Copy, from the entries below, each line in which the string "Verified" appears.

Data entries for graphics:
┌──
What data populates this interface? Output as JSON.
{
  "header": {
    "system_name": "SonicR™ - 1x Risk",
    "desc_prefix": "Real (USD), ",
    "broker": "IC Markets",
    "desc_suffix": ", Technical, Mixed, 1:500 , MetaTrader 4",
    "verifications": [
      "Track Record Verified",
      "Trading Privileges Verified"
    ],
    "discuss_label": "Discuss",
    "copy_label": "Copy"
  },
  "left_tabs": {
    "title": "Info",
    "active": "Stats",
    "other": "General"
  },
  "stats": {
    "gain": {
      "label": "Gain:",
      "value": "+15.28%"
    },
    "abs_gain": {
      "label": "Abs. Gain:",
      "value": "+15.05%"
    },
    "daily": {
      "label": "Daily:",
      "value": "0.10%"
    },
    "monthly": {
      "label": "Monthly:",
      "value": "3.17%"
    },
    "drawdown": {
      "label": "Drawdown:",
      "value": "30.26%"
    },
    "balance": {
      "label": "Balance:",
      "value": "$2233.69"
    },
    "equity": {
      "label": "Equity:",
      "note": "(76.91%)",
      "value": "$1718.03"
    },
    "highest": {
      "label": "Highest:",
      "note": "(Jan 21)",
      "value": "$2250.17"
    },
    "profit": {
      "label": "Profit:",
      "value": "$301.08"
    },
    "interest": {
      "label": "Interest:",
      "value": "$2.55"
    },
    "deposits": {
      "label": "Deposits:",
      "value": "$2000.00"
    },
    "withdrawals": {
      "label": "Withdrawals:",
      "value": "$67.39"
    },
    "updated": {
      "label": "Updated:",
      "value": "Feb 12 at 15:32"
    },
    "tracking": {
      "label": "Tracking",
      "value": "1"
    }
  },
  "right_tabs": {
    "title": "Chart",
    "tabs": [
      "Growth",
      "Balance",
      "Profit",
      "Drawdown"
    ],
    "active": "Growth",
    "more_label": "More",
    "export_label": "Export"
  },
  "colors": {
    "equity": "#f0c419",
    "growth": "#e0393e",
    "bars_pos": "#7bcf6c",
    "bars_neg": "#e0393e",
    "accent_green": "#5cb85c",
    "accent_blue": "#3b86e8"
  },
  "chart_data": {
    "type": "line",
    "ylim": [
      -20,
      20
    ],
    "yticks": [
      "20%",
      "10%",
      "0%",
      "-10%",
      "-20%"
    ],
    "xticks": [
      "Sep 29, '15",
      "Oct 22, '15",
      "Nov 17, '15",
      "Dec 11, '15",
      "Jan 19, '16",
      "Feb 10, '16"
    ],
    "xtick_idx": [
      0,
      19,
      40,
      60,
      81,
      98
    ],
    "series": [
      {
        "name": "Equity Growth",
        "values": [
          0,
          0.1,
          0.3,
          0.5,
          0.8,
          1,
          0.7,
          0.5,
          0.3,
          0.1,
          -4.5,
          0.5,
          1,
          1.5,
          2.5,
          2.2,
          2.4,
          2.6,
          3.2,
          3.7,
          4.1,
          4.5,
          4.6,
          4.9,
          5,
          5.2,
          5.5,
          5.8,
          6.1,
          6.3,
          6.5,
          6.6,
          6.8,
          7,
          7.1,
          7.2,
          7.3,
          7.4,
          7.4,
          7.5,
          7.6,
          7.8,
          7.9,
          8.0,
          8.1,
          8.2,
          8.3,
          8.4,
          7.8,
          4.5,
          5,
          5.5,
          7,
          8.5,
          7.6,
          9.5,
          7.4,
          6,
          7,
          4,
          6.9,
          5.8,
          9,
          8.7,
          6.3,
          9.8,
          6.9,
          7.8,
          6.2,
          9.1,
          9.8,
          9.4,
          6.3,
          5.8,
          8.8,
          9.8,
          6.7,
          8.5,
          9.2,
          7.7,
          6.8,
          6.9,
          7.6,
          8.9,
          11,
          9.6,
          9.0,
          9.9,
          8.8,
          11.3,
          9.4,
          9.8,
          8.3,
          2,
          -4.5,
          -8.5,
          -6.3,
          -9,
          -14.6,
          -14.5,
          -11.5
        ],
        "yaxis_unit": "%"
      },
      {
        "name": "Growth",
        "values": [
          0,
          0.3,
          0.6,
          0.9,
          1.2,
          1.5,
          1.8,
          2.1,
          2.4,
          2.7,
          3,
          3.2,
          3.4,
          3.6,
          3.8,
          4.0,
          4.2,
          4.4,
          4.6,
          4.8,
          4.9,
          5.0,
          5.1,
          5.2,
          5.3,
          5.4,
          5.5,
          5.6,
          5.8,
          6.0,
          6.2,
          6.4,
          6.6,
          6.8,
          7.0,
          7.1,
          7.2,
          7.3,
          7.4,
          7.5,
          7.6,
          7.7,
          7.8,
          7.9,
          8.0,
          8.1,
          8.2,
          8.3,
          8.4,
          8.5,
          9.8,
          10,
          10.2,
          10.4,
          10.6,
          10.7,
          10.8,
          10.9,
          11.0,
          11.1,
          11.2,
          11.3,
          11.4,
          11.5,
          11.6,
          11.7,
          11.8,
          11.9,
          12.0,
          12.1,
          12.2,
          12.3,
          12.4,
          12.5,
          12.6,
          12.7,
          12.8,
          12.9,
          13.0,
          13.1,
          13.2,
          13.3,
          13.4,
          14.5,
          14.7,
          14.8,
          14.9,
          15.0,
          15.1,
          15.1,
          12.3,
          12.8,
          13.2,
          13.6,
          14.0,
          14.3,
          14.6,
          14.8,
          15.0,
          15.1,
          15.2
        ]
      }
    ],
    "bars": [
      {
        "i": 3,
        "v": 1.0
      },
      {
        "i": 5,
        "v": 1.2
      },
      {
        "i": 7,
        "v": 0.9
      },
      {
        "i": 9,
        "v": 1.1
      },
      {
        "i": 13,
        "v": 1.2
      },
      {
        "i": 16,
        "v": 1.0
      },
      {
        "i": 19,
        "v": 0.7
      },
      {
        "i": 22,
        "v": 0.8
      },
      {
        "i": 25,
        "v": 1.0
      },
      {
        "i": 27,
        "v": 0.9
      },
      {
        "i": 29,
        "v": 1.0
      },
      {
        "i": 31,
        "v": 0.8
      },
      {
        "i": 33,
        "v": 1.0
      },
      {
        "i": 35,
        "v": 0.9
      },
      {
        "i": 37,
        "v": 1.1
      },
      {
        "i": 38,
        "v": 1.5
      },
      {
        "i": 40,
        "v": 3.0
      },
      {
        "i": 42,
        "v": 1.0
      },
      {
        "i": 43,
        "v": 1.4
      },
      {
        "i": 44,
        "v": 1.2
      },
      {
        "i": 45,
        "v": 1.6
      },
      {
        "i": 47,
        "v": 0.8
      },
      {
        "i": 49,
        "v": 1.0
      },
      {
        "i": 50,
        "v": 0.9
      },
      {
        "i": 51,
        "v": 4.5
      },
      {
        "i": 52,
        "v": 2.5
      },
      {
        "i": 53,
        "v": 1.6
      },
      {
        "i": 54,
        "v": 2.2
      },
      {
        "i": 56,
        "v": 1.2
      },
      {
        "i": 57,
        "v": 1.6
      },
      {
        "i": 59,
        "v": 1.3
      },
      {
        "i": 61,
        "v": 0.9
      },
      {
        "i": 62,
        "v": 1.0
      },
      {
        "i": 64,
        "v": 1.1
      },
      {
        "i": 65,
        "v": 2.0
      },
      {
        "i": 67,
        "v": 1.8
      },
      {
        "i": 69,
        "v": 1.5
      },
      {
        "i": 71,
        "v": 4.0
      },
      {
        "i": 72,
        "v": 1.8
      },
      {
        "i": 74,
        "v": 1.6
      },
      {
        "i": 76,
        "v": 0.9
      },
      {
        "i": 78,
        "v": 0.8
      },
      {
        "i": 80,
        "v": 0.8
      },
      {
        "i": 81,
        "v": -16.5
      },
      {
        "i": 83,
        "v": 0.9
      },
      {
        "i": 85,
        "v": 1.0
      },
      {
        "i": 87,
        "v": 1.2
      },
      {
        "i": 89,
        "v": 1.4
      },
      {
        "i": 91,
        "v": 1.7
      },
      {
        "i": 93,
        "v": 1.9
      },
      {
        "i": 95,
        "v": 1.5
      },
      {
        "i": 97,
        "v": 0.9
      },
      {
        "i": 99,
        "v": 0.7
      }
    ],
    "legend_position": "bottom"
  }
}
└──
[Output for this task]:
      "Track Record Verified",
      "Trading Privileges Verified"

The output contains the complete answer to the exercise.